## Dataset entries
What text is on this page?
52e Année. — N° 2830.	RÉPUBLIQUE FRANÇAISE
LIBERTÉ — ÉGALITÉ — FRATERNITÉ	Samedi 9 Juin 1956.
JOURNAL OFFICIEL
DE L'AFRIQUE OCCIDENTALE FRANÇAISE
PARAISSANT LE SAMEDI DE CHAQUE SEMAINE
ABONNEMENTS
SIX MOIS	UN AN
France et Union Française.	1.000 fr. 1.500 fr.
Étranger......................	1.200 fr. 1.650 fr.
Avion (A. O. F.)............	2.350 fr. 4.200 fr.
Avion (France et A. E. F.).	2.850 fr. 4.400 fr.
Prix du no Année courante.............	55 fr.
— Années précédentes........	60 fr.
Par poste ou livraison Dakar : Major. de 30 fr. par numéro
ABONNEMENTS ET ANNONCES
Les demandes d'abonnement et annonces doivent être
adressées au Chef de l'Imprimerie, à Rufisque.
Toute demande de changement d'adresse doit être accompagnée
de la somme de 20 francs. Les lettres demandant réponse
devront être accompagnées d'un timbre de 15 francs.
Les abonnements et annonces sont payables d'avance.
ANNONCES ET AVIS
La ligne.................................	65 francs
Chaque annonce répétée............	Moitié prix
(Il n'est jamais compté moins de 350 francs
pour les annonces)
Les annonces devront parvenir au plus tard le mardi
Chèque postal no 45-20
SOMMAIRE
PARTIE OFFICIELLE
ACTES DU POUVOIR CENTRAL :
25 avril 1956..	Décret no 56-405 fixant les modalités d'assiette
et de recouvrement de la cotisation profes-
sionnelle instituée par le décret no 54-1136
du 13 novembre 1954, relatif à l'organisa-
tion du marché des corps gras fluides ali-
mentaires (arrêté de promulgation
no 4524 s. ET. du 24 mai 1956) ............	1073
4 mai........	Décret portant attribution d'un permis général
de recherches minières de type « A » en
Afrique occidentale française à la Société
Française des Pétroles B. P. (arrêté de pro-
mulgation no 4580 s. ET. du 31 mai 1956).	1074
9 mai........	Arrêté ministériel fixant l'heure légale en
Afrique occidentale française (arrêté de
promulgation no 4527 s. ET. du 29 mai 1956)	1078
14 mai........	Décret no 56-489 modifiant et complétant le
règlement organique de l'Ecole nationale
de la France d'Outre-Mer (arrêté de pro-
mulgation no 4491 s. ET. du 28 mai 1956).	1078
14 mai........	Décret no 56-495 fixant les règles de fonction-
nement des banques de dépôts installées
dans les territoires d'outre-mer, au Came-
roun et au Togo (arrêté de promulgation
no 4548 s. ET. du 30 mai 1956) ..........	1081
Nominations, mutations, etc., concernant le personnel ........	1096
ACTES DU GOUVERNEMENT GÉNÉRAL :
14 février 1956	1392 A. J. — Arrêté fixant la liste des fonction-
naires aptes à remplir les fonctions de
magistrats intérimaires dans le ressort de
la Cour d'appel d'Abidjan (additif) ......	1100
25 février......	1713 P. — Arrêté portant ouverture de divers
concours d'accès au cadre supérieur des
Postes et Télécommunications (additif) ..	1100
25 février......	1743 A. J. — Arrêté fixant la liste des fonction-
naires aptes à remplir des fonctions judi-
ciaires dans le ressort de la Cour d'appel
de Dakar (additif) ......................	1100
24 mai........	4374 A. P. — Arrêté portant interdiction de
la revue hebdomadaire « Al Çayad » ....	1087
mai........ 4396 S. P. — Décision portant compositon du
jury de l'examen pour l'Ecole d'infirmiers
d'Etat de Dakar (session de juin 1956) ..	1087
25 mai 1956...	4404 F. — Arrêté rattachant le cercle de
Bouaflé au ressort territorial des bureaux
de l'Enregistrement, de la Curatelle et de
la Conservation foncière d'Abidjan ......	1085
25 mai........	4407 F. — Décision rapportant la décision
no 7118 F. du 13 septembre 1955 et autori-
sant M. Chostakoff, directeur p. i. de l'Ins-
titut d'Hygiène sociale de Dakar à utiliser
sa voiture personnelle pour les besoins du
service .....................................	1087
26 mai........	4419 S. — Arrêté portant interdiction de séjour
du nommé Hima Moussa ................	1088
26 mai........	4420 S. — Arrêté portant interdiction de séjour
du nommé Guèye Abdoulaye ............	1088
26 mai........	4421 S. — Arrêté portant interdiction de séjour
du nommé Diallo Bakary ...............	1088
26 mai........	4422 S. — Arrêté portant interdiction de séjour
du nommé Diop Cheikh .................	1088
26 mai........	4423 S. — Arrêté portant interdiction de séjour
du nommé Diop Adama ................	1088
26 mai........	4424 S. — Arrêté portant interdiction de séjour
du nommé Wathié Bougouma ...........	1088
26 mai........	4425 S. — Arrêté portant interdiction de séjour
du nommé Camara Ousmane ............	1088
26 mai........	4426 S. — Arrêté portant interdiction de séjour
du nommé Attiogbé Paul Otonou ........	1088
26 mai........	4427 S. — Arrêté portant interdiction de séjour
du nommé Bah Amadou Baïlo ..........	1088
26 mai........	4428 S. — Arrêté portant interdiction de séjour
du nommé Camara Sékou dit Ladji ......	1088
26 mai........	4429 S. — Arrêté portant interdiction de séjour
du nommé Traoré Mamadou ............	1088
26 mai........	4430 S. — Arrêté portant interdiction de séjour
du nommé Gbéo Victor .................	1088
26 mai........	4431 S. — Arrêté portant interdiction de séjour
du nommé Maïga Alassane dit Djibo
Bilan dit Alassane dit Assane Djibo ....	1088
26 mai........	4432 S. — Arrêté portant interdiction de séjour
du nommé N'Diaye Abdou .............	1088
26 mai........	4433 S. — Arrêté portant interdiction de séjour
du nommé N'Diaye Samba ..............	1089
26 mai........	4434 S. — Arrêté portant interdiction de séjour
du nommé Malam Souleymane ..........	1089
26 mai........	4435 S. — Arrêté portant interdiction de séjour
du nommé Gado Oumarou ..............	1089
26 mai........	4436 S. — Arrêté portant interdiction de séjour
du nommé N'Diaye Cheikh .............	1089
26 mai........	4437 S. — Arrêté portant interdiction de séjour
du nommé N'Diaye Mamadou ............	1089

## PROBLEM STATEMENT
Check each line in the records for the word "ressort" and say how many have it, with nothing else.

## COMPLETED TASK
3